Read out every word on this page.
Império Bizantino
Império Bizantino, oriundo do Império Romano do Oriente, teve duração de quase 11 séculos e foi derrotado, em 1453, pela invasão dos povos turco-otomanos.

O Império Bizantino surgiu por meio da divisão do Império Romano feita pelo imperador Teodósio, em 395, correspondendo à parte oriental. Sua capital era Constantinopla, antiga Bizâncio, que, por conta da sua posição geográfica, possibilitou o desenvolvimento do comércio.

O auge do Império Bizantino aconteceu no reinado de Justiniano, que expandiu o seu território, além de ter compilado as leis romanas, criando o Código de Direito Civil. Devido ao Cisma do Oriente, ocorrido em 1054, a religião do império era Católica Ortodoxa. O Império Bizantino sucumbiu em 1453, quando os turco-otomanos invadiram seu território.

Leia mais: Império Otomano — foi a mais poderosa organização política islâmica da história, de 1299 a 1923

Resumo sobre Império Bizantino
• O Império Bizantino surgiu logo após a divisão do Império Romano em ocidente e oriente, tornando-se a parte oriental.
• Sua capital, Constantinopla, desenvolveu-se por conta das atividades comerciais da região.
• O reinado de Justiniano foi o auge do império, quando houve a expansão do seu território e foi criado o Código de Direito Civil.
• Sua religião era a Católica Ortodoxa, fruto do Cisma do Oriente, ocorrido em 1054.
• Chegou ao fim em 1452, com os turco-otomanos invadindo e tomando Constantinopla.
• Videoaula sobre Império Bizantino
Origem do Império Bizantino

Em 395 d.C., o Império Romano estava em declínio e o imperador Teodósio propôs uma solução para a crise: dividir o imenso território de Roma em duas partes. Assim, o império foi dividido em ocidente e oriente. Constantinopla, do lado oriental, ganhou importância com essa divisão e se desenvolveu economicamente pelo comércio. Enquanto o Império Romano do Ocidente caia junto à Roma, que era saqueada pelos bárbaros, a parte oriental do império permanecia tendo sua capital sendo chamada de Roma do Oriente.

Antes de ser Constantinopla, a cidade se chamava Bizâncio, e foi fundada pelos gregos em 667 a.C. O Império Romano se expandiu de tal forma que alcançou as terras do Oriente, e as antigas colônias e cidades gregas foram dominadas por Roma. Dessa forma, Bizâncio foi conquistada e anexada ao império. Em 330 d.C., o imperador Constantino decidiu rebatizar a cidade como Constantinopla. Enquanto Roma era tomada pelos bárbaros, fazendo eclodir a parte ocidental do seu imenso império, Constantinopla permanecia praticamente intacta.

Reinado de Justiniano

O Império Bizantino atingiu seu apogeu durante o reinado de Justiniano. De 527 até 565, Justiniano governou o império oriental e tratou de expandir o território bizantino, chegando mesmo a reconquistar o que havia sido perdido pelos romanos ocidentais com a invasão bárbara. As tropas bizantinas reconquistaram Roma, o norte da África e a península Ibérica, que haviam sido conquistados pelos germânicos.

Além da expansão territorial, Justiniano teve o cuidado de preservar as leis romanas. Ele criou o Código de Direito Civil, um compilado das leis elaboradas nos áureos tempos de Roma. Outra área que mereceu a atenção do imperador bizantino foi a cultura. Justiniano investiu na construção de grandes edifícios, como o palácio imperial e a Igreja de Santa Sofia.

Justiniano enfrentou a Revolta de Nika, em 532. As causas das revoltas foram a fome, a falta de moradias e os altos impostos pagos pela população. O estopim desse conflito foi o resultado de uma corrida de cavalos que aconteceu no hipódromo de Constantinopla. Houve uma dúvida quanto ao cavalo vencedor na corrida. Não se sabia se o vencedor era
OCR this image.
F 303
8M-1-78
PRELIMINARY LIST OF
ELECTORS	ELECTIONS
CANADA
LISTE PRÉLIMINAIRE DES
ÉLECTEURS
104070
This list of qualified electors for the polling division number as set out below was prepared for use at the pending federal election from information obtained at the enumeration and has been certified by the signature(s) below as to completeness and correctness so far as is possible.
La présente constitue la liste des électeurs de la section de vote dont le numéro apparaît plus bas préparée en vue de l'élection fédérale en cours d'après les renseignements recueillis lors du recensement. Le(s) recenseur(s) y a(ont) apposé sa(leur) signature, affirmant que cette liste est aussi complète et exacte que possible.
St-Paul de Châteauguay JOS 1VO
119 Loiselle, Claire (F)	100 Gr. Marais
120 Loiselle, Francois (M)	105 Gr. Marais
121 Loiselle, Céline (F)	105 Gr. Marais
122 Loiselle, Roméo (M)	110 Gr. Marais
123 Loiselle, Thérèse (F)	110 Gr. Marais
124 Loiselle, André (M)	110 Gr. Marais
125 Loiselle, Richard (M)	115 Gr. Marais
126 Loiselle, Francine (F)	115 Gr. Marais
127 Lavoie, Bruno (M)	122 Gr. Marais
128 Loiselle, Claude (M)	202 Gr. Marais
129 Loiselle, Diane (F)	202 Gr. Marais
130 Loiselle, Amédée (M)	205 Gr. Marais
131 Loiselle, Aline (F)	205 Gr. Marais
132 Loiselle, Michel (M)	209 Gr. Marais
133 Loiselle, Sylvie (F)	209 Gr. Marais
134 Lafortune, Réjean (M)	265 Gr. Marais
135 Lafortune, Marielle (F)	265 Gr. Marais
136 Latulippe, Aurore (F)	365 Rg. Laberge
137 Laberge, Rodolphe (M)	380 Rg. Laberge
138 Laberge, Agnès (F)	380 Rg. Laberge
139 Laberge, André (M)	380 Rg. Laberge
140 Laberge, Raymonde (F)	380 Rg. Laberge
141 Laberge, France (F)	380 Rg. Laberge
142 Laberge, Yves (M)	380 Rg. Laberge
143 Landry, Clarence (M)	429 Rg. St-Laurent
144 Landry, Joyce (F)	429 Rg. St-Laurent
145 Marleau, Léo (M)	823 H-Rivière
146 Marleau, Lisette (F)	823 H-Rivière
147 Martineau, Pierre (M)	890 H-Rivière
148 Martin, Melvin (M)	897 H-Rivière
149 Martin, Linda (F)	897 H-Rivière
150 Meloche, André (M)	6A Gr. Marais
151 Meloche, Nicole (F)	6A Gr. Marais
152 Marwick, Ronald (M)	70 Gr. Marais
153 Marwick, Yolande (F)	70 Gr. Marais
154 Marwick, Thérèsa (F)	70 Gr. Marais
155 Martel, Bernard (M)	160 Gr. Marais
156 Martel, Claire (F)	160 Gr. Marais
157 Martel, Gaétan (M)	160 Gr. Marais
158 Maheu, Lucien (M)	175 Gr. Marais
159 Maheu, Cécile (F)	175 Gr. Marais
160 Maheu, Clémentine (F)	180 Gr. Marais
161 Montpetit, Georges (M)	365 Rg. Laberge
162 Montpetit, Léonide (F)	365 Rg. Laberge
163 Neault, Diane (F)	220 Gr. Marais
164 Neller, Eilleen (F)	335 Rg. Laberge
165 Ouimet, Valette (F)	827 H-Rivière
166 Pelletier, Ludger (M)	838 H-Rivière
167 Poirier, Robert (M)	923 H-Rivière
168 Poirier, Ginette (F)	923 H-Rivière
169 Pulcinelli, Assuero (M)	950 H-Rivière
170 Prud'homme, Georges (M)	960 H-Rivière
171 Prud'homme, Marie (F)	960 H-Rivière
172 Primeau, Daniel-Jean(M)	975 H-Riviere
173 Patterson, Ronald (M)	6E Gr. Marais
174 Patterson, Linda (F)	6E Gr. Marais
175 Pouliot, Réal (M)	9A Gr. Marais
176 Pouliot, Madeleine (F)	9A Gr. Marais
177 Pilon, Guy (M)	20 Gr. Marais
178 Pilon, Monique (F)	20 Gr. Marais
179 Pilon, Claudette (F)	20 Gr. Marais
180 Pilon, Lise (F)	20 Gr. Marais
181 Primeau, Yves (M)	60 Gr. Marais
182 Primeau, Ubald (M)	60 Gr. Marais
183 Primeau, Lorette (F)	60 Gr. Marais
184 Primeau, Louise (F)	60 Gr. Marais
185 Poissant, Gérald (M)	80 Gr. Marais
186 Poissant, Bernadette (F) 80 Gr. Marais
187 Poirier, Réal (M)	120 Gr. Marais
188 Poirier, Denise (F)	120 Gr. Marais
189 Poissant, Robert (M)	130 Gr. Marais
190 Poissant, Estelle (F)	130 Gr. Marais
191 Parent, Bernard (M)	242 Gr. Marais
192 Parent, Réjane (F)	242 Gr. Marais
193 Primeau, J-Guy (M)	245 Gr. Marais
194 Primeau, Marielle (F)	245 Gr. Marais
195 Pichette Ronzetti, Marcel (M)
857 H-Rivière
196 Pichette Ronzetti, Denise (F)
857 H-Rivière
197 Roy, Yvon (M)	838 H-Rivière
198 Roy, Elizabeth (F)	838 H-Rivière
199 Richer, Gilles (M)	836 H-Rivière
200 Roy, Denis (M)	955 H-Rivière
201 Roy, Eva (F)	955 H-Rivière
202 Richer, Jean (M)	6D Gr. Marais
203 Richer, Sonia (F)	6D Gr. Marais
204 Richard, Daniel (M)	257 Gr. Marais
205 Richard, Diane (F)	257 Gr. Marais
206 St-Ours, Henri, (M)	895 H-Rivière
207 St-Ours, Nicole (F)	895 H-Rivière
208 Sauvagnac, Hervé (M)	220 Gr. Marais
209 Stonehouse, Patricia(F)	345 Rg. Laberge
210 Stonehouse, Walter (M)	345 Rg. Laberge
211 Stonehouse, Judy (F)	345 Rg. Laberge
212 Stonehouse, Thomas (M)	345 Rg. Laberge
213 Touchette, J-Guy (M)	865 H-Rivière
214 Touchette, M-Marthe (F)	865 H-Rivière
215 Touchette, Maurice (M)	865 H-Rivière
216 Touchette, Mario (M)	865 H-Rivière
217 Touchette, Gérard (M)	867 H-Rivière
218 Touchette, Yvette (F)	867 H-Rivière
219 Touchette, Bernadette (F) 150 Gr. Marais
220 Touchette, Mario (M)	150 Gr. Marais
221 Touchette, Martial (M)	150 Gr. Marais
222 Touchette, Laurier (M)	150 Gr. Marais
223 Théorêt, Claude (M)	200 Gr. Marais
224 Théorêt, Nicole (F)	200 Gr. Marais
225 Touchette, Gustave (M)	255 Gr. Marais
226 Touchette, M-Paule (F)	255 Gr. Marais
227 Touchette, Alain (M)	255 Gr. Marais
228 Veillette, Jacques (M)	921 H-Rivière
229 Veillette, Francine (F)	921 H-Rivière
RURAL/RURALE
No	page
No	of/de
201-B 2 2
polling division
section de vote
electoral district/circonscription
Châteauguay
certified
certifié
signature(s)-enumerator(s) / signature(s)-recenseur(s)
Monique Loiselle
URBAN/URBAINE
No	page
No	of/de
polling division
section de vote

════════

Short problem: Tally the lines of the listing above that include the word "Marwick". Answer with the number alone.

Exercise answer: 3